Data listing
§ §
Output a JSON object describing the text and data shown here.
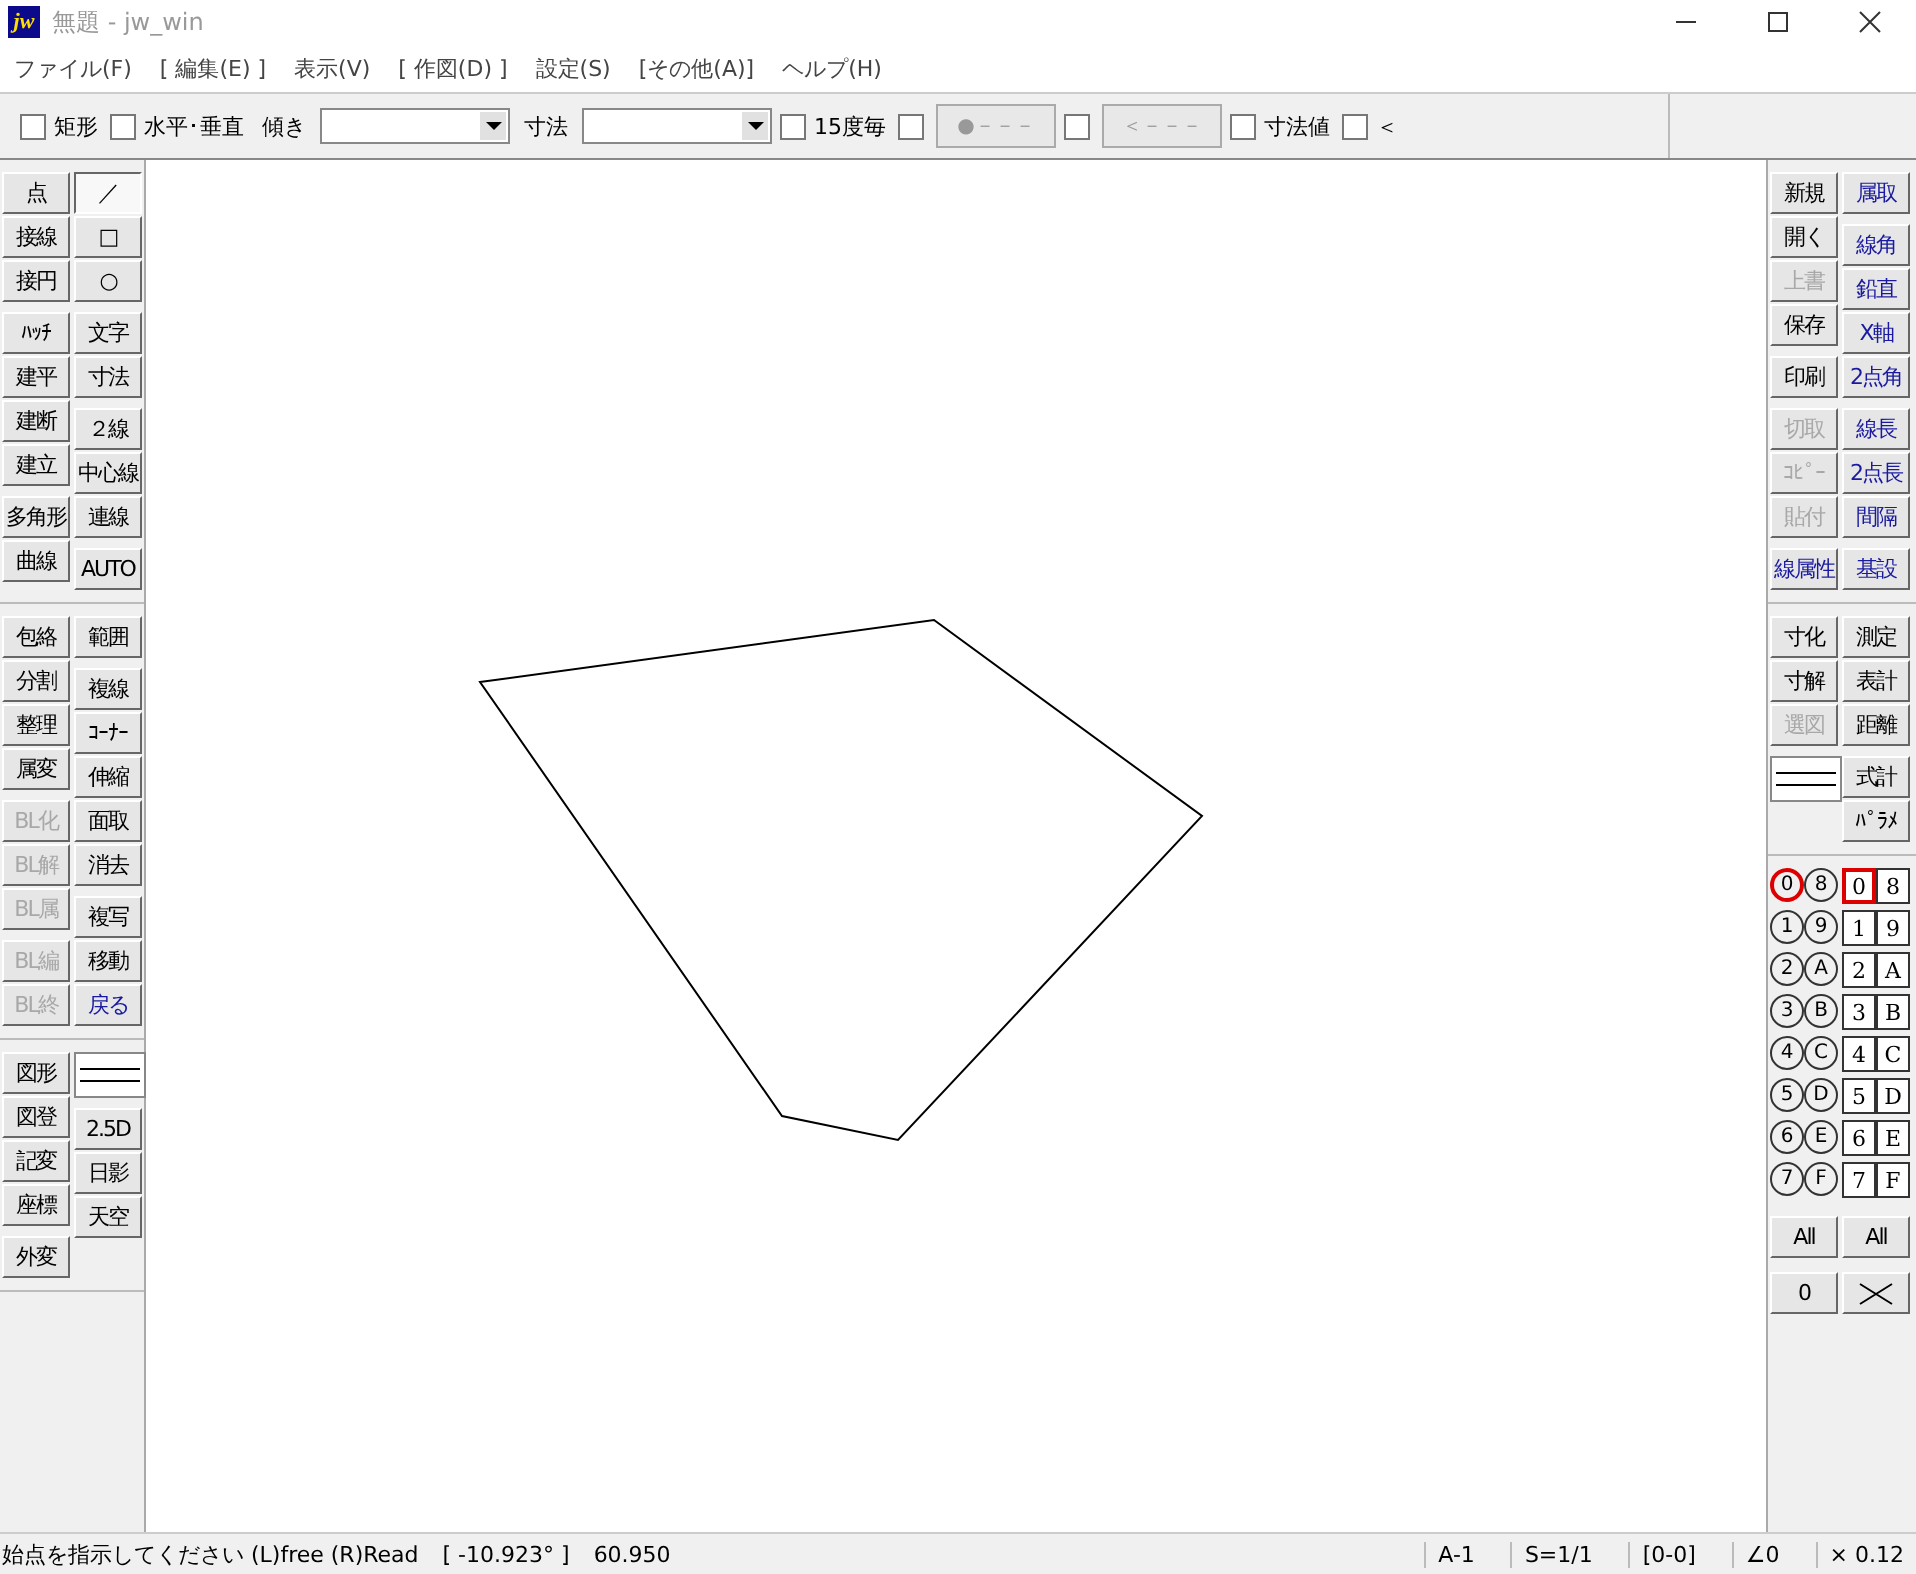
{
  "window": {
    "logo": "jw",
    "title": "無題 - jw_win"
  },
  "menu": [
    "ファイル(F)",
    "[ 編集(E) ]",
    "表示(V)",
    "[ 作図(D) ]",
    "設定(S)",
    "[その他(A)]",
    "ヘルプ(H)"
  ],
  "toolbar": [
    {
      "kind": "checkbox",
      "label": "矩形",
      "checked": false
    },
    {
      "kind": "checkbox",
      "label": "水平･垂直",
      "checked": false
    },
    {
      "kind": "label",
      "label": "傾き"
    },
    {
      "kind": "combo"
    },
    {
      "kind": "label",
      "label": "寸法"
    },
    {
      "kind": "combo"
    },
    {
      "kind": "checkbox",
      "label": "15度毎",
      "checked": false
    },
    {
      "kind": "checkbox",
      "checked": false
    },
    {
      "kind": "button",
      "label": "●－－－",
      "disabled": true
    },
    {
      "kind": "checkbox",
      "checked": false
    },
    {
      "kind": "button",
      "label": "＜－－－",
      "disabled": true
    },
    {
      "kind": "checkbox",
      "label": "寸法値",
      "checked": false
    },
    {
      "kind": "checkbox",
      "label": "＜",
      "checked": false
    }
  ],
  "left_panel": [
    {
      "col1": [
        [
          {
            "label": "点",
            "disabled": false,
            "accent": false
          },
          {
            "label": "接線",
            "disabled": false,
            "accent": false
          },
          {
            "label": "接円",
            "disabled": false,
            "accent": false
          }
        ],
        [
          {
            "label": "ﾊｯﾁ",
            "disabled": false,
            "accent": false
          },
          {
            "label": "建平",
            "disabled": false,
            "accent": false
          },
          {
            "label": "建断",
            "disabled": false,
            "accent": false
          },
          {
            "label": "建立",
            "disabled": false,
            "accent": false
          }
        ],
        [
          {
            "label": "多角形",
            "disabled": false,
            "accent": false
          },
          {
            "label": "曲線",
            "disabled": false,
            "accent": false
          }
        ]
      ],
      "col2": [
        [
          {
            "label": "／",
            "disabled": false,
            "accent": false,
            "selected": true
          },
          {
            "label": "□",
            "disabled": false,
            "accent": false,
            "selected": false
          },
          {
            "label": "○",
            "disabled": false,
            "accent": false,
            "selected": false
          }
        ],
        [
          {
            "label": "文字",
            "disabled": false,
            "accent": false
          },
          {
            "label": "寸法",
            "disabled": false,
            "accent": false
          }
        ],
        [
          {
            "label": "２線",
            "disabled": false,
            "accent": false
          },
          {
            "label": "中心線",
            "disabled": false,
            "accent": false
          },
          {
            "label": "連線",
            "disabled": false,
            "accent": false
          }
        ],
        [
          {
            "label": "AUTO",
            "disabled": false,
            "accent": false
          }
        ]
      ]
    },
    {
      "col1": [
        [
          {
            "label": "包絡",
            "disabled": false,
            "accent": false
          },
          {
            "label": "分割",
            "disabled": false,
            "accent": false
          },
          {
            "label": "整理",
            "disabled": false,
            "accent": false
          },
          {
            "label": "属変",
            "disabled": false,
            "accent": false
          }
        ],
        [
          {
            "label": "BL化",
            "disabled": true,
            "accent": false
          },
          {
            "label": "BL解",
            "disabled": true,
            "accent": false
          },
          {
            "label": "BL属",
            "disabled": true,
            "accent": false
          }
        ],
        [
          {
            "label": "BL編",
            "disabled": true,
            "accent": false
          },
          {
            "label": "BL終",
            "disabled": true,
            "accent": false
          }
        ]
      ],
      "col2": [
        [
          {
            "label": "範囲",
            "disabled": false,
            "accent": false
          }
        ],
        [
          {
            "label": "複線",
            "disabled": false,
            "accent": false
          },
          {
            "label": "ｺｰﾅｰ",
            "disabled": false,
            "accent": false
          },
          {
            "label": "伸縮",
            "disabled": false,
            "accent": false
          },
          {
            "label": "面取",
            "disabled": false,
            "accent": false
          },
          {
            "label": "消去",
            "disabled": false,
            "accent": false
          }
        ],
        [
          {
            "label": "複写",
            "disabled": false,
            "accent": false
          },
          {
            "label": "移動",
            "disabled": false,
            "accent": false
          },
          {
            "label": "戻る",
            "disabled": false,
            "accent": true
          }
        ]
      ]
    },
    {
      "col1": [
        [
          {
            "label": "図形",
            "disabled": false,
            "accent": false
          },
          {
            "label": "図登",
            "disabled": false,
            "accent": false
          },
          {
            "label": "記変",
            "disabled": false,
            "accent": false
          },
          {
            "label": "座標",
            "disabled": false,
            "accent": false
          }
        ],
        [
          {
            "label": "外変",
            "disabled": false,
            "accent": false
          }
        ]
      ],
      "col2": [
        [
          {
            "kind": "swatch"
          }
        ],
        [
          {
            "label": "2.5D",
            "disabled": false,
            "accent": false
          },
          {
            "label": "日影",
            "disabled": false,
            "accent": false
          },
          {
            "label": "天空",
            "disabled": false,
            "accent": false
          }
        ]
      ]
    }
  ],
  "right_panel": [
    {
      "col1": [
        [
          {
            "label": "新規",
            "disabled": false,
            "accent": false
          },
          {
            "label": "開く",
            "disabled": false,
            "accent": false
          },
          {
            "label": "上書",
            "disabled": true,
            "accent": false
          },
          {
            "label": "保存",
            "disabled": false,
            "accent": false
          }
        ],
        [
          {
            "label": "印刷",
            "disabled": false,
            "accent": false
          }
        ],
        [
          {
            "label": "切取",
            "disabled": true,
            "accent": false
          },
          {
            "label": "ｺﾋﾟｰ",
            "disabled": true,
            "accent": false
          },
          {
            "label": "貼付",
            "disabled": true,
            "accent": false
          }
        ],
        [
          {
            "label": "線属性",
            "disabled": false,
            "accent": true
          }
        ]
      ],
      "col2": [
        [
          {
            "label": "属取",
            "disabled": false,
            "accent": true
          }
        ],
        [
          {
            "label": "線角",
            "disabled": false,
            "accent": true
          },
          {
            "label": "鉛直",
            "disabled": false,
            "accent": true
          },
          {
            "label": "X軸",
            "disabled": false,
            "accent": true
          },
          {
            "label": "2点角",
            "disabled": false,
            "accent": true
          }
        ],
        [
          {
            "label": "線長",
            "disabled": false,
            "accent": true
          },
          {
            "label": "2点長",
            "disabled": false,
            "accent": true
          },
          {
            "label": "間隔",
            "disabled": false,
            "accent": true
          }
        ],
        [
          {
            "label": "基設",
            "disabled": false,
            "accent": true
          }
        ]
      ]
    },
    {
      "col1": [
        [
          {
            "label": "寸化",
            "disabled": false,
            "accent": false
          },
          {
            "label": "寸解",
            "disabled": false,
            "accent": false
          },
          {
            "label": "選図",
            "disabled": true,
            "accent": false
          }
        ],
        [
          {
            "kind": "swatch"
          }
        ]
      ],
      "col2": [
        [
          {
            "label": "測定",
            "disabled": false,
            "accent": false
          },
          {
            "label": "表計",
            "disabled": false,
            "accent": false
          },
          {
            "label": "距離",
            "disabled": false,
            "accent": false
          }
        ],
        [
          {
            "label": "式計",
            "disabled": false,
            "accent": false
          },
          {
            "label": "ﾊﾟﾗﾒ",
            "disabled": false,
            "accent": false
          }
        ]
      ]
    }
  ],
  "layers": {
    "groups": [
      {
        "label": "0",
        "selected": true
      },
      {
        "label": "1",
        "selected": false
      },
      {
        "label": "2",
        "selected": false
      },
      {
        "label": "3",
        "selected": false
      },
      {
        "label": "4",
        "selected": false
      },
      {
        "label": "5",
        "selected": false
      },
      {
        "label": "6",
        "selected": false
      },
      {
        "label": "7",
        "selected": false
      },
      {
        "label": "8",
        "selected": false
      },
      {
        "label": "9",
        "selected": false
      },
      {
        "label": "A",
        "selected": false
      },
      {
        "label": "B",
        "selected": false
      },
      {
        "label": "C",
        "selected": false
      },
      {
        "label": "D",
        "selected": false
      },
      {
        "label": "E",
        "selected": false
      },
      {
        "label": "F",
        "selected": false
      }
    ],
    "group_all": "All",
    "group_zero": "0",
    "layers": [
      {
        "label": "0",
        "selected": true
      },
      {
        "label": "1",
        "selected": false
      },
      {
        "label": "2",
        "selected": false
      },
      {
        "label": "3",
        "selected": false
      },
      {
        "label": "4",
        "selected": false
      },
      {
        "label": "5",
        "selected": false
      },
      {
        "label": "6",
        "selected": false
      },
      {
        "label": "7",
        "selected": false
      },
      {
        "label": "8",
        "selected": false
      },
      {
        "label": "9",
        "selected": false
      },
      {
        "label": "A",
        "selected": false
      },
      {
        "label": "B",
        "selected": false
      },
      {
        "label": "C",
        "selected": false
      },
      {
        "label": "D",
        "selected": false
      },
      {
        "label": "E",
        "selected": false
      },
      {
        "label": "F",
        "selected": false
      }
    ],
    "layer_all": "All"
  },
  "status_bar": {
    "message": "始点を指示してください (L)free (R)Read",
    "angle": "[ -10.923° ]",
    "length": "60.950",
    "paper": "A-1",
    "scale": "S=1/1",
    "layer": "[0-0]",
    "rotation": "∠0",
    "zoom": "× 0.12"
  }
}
§ §
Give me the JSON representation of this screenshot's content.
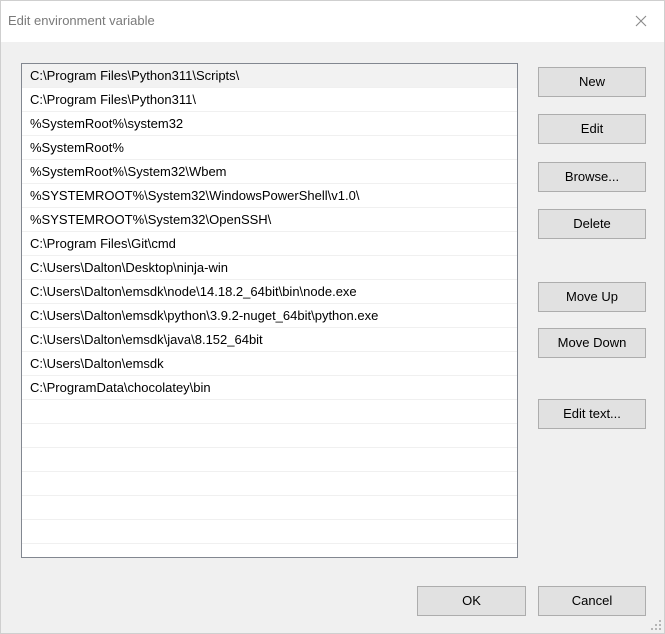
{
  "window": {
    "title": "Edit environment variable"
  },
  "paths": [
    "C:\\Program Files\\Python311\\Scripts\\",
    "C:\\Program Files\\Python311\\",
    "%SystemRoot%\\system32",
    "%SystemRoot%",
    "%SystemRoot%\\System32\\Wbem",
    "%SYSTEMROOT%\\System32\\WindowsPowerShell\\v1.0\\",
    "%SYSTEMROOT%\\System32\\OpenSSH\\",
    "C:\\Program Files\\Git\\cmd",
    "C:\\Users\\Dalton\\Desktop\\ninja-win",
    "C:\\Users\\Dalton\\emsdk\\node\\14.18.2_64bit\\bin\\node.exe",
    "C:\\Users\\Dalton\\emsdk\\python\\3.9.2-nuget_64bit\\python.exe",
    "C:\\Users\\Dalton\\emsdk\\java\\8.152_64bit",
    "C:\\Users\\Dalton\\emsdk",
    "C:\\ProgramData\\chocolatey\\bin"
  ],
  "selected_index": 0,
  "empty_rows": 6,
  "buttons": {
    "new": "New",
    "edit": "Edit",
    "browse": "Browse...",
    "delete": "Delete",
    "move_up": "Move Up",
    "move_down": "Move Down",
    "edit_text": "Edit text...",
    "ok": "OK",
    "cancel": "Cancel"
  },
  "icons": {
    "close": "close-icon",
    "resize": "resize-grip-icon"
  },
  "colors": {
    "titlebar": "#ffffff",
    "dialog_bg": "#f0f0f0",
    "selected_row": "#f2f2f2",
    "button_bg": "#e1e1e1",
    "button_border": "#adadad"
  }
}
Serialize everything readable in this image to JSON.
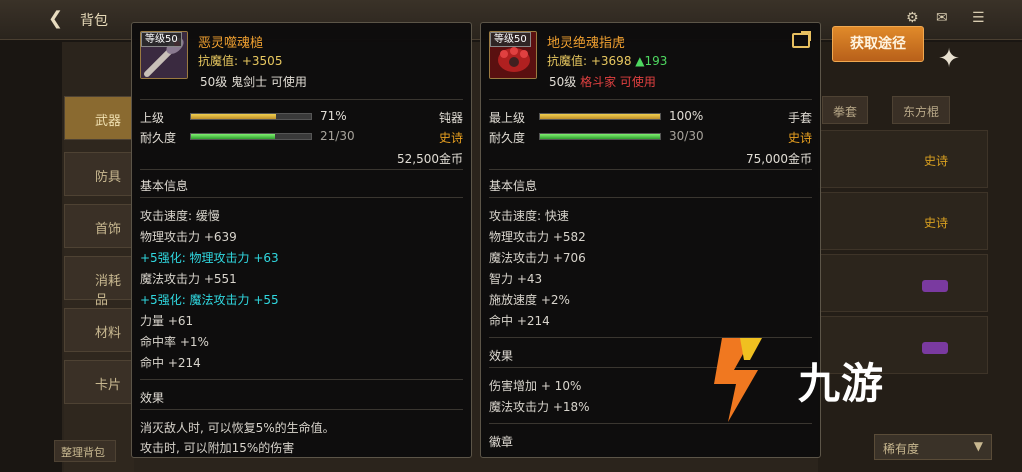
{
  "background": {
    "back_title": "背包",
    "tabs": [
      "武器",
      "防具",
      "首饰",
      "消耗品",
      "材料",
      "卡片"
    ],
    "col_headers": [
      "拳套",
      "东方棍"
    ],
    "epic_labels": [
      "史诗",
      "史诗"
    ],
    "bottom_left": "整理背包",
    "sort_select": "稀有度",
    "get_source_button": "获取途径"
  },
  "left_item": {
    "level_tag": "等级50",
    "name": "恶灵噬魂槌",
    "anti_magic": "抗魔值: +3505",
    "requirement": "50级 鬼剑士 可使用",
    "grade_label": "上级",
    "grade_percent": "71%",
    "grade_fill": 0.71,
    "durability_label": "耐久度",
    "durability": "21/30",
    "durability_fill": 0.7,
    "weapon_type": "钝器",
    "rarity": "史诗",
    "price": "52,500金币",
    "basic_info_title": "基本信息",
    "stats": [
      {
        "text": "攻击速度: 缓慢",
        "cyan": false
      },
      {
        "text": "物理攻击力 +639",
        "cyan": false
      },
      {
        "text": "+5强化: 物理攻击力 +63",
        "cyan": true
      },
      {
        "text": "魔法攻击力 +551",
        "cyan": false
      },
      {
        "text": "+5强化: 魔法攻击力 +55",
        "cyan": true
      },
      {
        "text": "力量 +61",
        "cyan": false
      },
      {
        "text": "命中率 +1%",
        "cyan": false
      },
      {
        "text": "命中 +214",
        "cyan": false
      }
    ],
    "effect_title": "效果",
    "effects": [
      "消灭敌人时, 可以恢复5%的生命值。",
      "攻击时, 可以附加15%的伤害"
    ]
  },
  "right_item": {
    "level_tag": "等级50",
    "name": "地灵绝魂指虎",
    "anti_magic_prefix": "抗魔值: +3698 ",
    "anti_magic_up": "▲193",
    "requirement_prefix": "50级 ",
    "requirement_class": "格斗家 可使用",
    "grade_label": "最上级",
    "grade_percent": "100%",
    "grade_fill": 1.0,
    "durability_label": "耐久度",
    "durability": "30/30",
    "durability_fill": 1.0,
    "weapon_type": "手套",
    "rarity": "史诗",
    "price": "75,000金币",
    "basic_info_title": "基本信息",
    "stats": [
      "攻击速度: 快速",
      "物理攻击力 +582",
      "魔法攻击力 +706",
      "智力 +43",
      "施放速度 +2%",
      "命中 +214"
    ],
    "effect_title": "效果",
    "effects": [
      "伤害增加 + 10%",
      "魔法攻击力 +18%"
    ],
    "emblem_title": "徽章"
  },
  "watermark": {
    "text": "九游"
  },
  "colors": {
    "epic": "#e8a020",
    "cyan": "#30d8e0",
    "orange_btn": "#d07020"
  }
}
§ §
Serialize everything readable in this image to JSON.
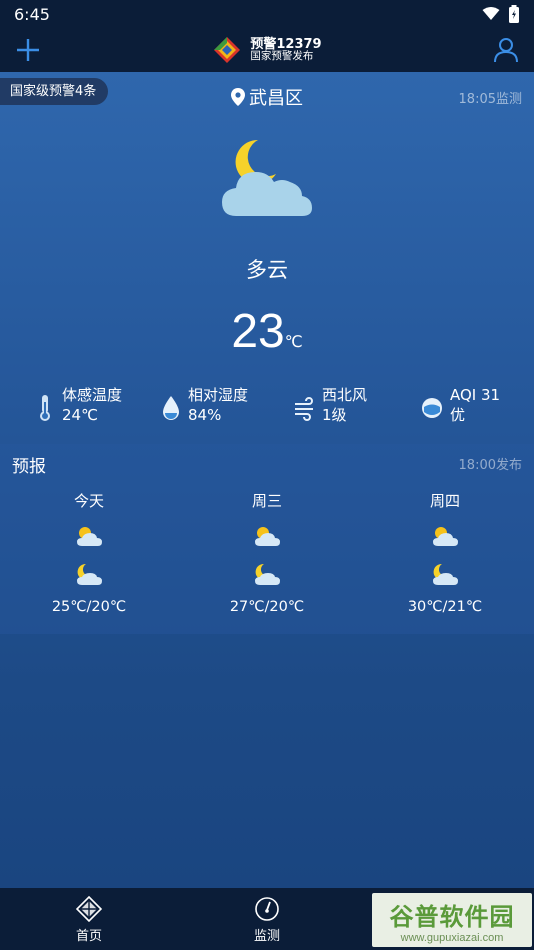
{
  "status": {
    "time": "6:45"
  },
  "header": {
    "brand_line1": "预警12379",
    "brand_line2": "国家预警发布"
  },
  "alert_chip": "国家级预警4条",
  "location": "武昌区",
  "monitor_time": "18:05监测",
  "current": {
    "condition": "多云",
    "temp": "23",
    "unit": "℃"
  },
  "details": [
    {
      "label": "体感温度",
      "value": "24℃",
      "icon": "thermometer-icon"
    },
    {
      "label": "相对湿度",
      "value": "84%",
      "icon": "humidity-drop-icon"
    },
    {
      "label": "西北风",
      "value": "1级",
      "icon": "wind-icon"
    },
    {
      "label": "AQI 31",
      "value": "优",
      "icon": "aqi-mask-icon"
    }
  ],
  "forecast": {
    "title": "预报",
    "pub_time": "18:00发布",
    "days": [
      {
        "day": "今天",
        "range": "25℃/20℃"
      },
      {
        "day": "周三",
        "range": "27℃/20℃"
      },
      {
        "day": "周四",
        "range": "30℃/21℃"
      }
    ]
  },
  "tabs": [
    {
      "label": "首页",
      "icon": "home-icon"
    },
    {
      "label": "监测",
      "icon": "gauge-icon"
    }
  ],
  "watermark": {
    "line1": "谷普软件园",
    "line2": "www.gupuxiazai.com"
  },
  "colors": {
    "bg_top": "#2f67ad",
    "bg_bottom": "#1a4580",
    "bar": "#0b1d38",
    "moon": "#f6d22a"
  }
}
§ §
Using the listing above, pull out all lines that hold the word "emsdk".

Answer to the task
    "C:\\Users\\Dalton\\emsdk\\node\\14.18.2_64bit\\bin\\node.exe",
    "C:\\Users\\Dalton\\emsdk\\python\\3.9.2-nuget_64bit\\python.exe",
    "C:\\Users\\Dalton\\emsdk\\java\\8.152_64bit",
    "C:\\Users\\Dalton\\emsdk",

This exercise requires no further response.